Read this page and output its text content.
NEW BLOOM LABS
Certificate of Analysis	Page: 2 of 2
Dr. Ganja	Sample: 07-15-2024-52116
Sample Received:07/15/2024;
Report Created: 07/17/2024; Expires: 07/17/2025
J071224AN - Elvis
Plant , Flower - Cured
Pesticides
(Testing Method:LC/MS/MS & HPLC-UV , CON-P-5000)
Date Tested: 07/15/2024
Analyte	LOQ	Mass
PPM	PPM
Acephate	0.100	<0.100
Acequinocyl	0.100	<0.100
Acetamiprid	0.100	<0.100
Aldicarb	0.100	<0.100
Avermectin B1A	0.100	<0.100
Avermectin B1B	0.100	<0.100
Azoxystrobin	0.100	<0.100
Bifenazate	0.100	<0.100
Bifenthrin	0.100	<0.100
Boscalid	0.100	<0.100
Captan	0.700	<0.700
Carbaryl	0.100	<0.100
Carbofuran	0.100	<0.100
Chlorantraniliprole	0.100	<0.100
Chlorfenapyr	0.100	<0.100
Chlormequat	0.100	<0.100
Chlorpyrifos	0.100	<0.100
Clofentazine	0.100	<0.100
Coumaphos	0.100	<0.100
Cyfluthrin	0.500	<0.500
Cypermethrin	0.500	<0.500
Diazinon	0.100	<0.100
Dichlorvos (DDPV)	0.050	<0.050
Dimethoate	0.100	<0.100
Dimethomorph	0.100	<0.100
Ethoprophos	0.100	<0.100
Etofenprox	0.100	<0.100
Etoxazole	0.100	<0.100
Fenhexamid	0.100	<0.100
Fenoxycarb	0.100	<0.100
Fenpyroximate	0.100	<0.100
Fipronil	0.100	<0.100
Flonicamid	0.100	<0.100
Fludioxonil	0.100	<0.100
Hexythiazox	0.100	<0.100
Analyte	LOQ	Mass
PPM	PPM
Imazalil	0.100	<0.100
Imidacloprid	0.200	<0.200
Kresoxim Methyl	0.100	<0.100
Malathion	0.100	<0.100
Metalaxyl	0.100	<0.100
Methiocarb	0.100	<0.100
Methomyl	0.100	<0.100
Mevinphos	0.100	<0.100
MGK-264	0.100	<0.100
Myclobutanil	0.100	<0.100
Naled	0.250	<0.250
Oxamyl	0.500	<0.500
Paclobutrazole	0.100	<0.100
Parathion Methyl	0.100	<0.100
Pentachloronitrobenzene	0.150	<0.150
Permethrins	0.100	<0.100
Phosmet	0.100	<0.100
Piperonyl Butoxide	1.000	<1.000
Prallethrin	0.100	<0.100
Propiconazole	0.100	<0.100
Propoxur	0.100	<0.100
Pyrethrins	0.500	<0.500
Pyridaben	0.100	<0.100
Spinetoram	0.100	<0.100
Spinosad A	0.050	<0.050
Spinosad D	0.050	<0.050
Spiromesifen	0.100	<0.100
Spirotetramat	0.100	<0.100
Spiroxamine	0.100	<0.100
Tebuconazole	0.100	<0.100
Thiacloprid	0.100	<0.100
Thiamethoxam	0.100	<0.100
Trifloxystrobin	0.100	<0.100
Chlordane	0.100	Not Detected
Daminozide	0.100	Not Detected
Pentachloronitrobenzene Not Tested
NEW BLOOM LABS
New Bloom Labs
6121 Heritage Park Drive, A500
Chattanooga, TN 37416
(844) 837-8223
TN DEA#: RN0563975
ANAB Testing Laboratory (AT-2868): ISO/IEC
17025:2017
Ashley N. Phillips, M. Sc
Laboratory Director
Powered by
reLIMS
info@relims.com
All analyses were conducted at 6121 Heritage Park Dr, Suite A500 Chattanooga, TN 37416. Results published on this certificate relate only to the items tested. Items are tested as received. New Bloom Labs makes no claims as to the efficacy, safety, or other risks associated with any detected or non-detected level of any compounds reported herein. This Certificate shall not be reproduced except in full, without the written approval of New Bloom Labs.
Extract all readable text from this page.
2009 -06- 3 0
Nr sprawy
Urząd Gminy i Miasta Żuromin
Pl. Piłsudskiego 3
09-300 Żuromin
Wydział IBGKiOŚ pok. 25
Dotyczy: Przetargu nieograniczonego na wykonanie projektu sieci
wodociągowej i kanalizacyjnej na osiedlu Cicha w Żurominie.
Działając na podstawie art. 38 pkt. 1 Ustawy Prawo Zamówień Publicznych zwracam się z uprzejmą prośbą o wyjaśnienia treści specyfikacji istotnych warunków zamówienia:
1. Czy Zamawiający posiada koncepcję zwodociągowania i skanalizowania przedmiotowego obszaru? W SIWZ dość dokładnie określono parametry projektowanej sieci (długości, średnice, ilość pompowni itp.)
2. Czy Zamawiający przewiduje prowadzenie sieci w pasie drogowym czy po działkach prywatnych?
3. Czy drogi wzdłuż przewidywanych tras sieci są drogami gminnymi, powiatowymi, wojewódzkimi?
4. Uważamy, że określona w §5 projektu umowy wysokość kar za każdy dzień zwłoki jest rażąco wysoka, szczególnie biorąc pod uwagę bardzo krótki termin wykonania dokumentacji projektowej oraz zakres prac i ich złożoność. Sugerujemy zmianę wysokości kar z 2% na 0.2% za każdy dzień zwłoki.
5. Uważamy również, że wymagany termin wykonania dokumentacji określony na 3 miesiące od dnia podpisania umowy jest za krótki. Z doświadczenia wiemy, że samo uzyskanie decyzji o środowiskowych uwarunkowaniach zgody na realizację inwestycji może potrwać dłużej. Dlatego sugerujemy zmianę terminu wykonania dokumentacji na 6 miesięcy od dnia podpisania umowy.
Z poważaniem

=-=-=

■ **Problem statement**
Set down all of the entries exactly, please.

■ **Output below**
Read this page and output its text content.
NEW BLOOM LABS
Certificate of Analysis	Page: 2 of 2
Dr. Ganja	Sample: 07-15-2024-52116
Sample Received:07/15/2024;
Report Created: 07/17/2024; Expires: 07/17/2025
J071224AN - Elvis
Plant , Flower - Cured
Pesticides
(Testing Method:LC/MS/MS & HPLC-UV , CON-P-5000)
Date Tested: 07/15/2024
Analyte	LOQ	Mass
PPM	PPM
Acephate	0.100	<0.100
Acequinocyl	0.100	<0.100
Acetamiprid	0.100	<0.100
Aldicarb	0.100	<0.100
Avermectin B1A	0.100	<0.100
Avermectin B1B	0.100	<0.100
Azoxystrobin	0.100	<0.100
Bifenazate	0.100	<0.100
Bifenthrin	0.100	<0.100
Boscalid	0.100	<0.100
Captan	0.700	<0.700
Carbaryl	0.100	<0.100
Carbofuran	0.100	<0.100
Chlorantraniliprole	0.100	<0.100
Chlorfenapyr	0.100	<0.100
Chlormequat	0.100	<0.100
Chlorpyrifos	0.100	<0.100
Clofentazine	0.100	<0.100
Coumaphos	0.100	<0.100
Cyfluthrin	0.500	<0.500
Cypermethrin	0.500	<0.500
Diazinon	0.100	<0.100
Dichlorvos (DDPV)	0.050	<0.050
Dimethoate	0.100	<0.100
Dimethomorph	0.100	<0.100
Ethoprophos	0.100	<0.100
Etofenprox	0.100	<0.100
Etoxazole	0.100	<0.100
Fenhexamid	0.100	<0.100
Fenoxycarb	0.100	<0.100
Fenpyroximate	0.100	<0.100
Fipronil	0.100	<0.100
Flonicamid	0.100	<0.100
Fludioxonil	0.100	<0.100
Hexythiazox	0.100	<0.100
Analyte	LOQ	Mass
PPM	PPM
Imazalil	0.100	<0.100
Imidacloprid	0.200	<0.200
Kresoxim Methyl	0.100	<0.100
Malathion	0.100	<0.100
Metalaxyl	0.100	<0.100
Methiocarb	0.100	<0.100
Methomyl	0.100	<0.100
Mevinphos	0.100	<0.100
MGK-264	0.100	<0.100
Myclobutanil	0.100	<0.100
Naled	0.250	<0.250
Oxamyl	0.500	<0.500
Paclobutrazole	0.100	<0.100
Parathion Methyl	0.100	<0.100
Pentachloronitrobenzene	0.150	<0.150
Permethrins	0.100	<0.100
Phosmet	0.100	<0.100
Piperonyl Butoxide	1.000	<1.000
Prallethrin	0.100	<0.100
Propiconazole	0.100	<0.100
Propoxur	0.100	<0.100
Pyrethrins	0.500	<0.500
Pyridaben	0.100	<0.100
Spinetoram	0.100	<0.100
Spinosad A	0.050	<0.050
Spinosad D	0.050	<0.050
Spiromesifen	0.100	<0.100
Spirotetramat	0.100	<0.100
Spiroxamine	0.100	<0.100
Tebuconazole	0.100	<0.100
Thiacloprid	0.100	<0.100
Thiamethoxam	0.100	<0.100
Trifloxystrobin	0.100	<0.100
Chlordane	0.100	Not Detected
Daminozide	0.100	Not Detected
Pentachloronitrobenzene Not Tested
NEW BLOOM LABS
New Bloom Labs
6121 Heritage Park Drive, A500
Chattanooga, TN 37416
(844) 837-8223
TN DEA#: RN0563975
ANAB Testing Laboratory (AT-2868): ISO/IEC
17025:2017
Ashley N. Phillips, M. Sc
Laboratory Director
Powered by
reLIMS
info@relims.com
All analyses were conducted at 6121 Heritage Park Dr, Suite A500 Chattanooga, TN 37416. Results published on this certificate relate only to the items tested. Items are tested as received. New Bloom Labs makes no claims as to the efficacy, safety, or other risks associated with any detected or non-detected level of any compounds reported herein. This Certificate shall not be reproduced except in full, without the written approval of New Bloom Labs.
Extract all readable text from this page.
2009 -06- 3 0
Nr sprawy
Urząd Gminy i Miasta Żuromin
Pl. Piłsudskiego 3
09-300 Żuromin
Wydział IBGKiOŚ pok. 25
Dotyczy: Przetargu nieograniczonego na wykonanie projektu sieci
wodociągowej i kanalizacyjnej na osiedlu Cicha w Żurominie.
Działając na podstawie art. 38 pkt. 1 Ustawy Prawo Zamówień Publicznych zwracam się z uprzejmą prośbą o wyjaśnienia treści specyfikacji istotnych warunków zamówienia:
1. Czy Zamawiający posiada koncepcję zwodociągowania i skanalizowania przedmiotowego obszaru? W SIWZ dość dokładnie określono parametry projektowanej sieci (długości, średnice, ilość pompowni itp.)
2. Czy Zamawiający przewiduje prowadzenie sieci w pasie drogowym czy po działkach prywatnych?
3. Czy drogi wzdłuż przewidywanych tras sieci są drogami gminnymi, powiatowymi, wojewódzkimi?
4. Uważamy, że określona w §5 projektu umowy wysokość kar za każdy dzień zwłoki jest rażąco wysoka, szczególnie biorąc pod uwagę bardzo krótki termin wykonania dokumentacji projektowej oraz zakres prac i ich złożoność. Sugerujemy zmianę wysokości kar z 2% na 0.2% za każdy dzień zwłoki.
5. Uważamy również, że wymagany termin wykonania dokumentacji określony na 3 miesiące od dnia podpisania umowy jest za krótki. Z doświadczenia wiemy, że samo uzyskanie decyzji o środowiskowych uwarunkowaniach zgody na realizację inwestycji może potrwać dłużej. Dlatego sugerujemy zmianę terminu wykonania dokumentacji na 6 miesięcy od dnia podpisania umowy.
Z poważaniem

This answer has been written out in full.